* _THE REQUEST_: Sort through the data and copy the lines holding the word "manu".

╭─ INPUT RECORDS

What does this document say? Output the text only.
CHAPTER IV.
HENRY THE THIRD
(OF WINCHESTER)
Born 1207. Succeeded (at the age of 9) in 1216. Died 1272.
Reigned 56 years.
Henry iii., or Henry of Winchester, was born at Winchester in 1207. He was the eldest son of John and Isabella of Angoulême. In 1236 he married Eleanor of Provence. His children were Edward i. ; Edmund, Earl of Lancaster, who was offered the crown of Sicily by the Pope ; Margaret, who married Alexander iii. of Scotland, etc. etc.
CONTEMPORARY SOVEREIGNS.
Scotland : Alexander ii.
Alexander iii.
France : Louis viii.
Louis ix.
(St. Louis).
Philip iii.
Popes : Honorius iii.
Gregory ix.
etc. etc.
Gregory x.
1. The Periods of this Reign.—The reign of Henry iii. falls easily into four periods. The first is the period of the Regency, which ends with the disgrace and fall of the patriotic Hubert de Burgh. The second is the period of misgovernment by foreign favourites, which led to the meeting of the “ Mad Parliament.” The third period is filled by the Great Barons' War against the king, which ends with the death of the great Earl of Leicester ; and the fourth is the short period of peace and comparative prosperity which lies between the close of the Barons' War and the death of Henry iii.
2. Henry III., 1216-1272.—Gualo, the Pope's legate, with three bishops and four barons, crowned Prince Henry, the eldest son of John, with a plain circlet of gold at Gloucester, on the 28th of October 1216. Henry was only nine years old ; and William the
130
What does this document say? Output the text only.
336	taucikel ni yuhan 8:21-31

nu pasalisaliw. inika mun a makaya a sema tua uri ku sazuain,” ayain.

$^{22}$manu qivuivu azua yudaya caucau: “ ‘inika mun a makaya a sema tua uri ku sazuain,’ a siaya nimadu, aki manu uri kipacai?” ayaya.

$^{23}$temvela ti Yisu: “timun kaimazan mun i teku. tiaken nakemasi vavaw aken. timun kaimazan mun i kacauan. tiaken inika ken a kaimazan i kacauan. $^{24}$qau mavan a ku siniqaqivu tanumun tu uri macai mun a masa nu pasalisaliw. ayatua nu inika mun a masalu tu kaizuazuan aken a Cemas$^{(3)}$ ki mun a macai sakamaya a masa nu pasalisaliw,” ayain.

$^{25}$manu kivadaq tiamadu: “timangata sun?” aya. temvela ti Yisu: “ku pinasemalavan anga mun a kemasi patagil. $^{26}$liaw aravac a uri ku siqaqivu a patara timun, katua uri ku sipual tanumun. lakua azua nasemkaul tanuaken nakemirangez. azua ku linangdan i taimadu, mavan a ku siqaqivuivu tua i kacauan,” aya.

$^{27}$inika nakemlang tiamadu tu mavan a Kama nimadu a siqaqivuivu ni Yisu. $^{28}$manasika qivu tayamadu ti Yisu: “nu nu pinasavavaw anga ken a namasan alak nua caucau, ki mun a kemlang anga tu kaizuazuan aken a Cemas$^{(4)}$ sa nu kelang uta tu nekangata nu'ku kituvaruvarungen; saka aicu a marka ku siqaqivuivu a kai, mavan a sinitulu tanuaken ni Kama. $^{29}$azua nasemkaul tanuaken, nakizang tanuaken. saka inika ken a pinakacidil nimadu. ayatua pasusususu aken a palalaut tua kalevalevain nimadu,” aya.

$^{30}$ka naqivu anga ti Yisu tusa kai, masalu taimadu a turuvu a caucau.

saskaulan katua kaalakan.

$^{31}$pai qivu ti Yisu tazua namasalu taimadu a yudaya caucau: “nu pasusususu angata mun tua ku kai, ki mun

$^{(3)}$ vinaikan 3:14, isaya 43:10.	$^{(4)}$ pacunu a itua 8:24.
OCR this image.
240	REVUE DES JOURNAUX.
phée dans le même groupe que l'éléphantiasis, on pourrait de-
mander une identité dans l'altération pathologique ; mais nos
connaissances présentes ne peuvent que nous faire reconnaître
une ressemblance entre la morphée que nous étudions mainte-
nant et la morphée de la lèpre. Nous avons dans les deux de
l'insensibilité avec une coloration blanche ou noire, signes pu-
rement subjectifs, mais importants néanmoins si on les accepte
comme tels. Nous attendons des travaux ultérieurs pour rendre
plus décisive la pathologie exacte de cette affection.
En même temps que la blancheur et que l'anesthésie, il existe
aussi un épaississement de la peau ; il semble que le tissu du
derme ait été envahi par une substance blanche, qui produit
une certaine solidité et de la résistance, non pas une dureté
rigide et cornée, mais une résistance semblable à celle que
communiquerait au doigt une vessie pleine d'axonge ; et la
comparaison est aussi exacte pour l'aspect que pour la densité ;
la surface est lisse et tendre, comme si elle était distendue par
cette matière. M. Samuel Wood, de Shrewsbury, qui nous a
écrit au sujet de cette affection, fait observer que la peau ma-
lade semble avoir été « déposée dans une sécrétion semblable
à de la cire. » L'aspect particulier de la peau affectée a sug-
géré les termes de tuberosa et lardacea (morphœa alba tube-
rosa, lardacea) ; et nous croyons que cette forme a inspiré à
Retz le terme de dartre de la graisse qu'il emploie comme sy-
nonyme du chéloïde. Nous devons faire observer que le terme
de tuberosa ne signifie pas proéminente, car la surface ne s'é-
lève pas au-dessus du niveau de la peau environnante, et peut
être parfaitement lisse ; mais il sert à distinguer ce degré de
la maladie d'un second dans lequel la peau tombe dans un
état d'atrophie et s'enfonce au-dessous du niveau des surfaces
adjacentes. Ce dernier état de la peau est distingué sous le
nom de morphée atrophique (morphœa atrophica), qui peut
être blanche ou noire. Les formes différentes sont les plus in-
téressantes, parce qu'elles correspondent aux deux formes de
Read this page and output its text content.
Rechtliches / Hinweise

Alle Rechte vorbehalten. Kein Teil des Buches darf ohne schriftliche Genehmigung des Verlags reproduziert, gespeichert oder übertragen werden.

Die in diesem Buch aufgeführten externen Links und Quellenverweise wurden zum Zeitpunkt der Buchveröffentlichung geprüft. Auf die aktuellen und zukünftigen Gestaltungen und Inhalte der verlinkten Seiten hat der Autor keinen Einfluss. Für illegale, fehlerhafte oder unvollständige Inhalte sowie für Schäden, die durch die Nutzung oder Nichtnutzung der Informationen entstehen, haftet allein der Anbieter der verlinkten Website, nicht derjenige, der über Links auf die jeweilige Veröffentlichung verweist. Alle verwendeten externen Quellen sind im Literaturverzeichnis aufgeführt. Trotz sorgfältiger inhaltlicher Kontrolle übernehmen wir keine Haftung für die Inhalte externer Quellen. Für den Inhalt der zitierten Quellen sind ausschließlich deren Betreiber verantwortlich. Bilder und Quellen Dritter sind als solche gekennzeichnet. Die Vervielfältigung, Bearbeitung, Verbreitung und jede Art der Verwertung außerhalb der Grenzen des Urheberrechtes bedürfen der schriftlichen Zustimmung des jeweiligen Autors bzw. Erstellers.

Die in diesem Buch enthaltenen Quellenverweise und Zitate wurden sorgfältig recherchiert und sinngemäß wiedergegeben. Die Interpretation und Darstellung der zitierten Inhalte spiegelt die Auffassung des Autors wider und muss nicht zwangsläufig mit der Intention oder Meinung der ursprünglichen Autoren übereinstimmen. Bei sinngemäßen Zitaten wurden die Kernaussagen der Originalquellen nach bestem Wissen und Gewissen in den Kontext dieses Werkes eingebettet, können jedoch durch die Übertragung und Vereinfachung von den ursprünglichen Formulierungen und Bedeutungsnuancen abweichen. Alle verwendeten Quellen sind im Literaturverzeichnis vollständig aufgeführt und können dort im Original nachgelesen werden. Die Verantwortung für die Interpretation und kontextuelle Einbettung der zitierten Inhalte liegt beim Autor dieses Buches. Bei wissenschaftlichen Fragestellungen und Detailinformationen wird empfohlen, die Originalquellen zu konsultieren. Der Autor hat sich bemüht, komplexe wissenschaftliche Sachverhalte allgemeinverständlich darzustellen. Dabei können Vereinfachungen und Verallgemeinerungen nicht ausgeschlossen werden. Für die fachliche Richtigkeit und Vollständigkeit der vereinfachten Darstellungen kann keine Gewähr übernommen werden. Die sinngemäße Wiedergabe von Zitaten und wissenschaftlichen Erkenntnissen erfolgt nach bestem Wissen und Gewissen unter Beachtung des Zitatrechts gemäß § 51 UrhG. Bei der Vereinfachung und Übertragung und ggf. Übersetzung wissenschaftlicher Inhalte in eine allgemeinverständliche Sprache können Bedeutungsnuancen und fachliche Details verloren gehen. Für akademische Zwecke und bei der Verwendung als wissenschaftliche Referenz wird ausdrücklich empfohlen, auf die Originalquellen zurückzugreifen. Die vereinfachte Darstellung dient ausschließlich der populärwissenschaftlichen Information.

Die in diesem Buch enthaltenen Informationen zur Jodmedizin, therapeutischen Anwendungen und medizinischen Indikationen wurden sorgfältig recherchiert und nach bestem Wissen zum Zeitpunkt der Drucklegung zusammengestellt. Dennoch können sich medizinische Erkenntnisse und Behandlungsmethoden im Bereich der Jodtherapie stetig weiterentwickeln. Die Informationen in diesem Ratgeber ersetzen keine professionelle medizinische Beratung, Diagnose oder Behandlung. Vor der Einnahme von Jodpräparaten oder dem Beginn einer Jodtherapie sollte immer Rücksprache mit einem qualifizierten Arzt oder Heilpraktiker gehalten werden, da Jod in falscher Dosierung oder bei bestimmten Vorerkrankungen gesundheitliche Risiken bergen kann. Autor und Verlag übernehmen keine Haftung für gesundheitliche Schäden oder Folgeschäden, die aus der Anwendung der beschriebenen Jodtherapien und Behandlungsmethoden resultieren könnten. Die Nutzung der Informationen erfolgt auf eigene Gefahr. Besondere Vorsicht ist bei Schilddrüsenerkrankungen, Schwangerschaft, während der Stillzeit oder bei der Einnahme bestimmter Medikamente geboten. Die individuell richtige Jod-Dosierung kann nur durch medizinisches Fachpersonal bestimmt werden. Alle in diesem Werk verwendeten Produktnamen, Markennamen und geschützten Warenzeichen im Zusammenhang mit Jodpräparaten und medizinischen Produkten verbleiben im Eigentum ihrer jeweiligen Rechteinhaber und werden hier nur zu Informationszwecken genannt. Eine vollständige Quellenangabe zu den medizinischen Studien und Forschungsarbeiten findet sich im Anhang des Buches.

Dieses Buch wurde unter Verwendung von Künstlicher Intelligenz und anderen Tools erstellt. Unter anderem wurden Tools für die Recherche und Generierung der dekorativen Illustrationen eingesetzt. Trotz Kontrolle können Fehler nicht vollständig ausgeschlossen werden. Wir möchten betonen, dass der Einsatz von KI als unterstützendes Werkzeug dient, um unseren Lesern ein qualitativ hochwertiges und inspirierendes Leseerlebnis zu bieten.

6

╰─

* _RESULT OF THE TASK_:
$^{22}$manu qivuivu azua yudaya caucau: “ ‘inika mun a makaya a sema tua uri ku sazuain,’ a siaya nimadu, aki manu uri kipacai?” ayaya.
$^{25}$manu kivadaq tiamadu: “timangata sun?” aya. temvela ti Yisu: “ku pinasemalavan anga mun a kemasi patagil. $^{26}$liaw aravac a uri ku siqaqivu a patara timun, katua uri ku sipual tanumun. lakua azua nasemkaul tanuaken nakemirangez. azua ku linangdan i taimadu, mavan a ku siqaqivuivu tua i kacauan,” aya.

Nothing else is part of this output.